# Exercise prompt
Return the whole listing, keeping every character the same.

===

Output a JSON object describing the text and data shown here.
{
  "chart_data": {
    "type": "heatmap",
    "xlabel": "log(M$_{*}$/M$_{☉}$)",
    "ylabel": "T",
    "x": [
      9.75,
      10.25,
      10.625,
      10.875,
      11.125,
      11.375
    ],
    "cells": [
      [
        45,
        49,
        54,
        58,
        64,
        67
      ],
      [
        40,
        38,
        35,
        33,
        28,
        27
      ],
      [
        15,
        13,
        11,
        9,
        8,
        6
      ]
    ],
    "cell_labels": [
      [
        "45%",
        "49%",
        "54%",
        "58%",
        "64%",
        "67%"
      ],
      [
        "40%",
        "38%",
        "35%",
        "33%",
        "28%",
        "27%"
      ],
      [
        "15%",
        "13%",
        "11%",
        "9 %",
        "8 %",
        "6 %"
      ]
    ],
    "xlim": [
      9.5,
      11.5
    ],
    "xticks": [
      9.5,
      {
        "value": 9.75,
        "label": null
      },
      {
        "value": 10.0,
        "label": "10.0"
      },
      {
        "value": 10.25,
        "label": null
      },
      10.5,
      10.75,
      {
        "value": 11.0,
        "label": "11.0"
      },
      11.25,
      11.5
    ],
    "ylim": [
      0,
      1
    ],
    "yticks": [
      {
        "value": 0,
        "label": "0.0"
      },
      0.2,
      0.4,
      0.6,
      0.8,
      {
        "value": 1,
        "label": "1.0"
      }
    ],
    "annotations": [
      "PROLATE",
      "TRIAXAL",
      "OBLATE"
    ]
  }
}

===

# Completed exercise
Output a JSON object describing the text and data shown here.
{
  "chart_data": {
    "type": "heatmap",
    "xlabel": "log(M$_{*}$/M$_{☉}$)",
    "ylabel": "T",
    "x": [
      9.75,
      10.25,
      10.625,
      10.875,
      11.125,
      11.375
    ],
    "cells": [
      [
        45,
        49,
        54,
        58,
        64,
        67
      ],
      [
        40,
        38,
        35,
        33,
        28,
        27
      ],
      [
        15,
        13,
        11,
        9,
        8,
        6
      ]
    ],
    "cell_labels": [
      [
        "45%",
        "49%",
        "54%",
        "58%",
        "64%",
        "67%"
      ],
      [
        "40%",
        "38%",
        "35%",
        "33%",
        "28%",
        "27%"
      ],
      [
        "15%",
        "13%",
        "11%",
        "9 %",
        "8 %",
        "6 %"
      ]
    ],
    "xlim": [
      9.5,
      11.5
    ],
    "xticks": [
      9.5,
      {
        "value": 9.75,
        "label": null
      },
      {
        "value": 10.0,
        "label": "10.0"
      },
      {
        "value": 10.25,
        "label": null
      },
      10.5,
      10.75,
      {
        "value": 11.0,
        "label": "11.0"
      },
      11.25,
      11.5
    ],
    "ylim": [
      0,
      1
    ],
    "yticks": [
      {
        "value": 0,
        "label": "0.0"
      },
      0.2,
      0.4,
      0.6,
      0.8,
      {
        "value": 1,
        "label": "1.0"
      }
    ],
    "annotations": [
      "PROLATE",
      "TRIAXAL",
      "OBLATE"
    ]
  }
}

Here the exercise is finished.